*What is asked:* Select, from the data, each line where "hướng" occurs.

*Dataset records:*
......

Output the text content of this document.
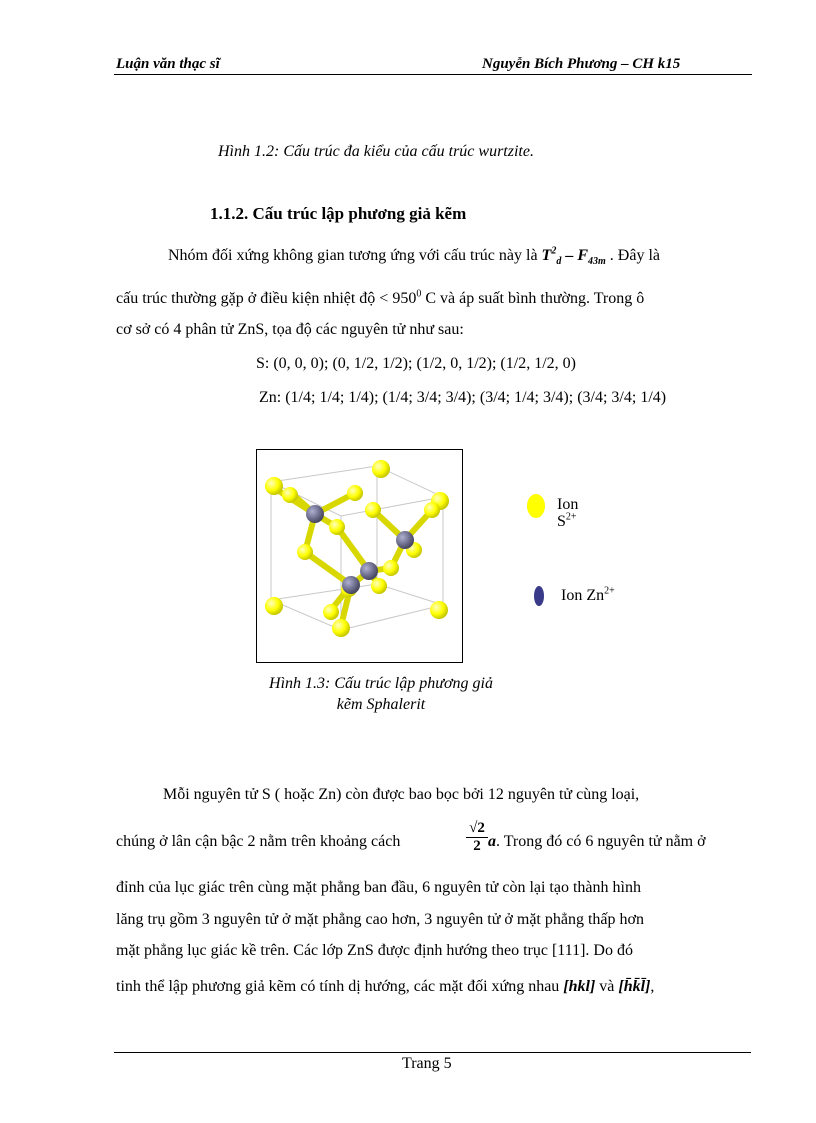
Luận văn thạc sĩ	Nguyễn Bích Phương – CH k15
Hình 1.2: Cấu trúc đa kiểu của cấu trúc wurtzite.
1.1.2. Cấu trúc lập phương giả kẽm
Nhóm đối xứng không gian tương ứng với cấu trúc này là $T^2_d - F_{43m}$ . Đây là
cấu trúc thường gặp ở điều kiện nhiệt độ < $950^0$ C và áp suất bình thường. Trong ô
cơ sở có 4 phân tử ZnS, tọa độ các nguyên tử như sau:
S: (0, 0, 0); (0, 1/2, 1/2); (1/2, 0, 1/2); (1/2, 1/2, 0)
Zn: (1/4; 1/4; 1/4); (1/4; 3/4; 3/4); (3/4; 1/4; 3/4); (3/4; 3/4; 1/4)
Ion
$S^{2+}$
Ion $Zn^{2+}$
Hình 1.3: Cấu trúc lập phương giả
kẽm Sphalerit
Mỗi nguyên tử S ( hoặc Zn) còn được bao bọc bởi 12 nguyên tử cùng loại,
chúng ở lân cận bậc 2 nằm trên khoảng cách
√2
2 a. Trong đó có 6 nguyên tử nằm ở
đỉnh của lục giác trên cùng mặt phẳng ban đầu, 6 nguyên tử còn lại tạo thành hình
lăng trụ gồm 3 nguyên tử ở mặt phẳng cao hơn, 3 nguyên tử ở mặt phẳng thấp hơn
mặt phẳng lục giác kề trên. Các lớp ZnS được định hướng theo trục [111]. Do đó
tinh thể lập phương giả kẽm có tính dị hướng, các mặt đối xứng nhau [hkl] và [h̄k̄l̄],
Trang 5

......

*Response below:*
mặt phẳng lục giác kề trên. Các lớp ZnS được định hướng theo trục [111]. Do đó
tinh thể lập phương giả kẽm có tính dị hướng, các mặt đối xứng nhau [hkl] và [h̄k̄l̄],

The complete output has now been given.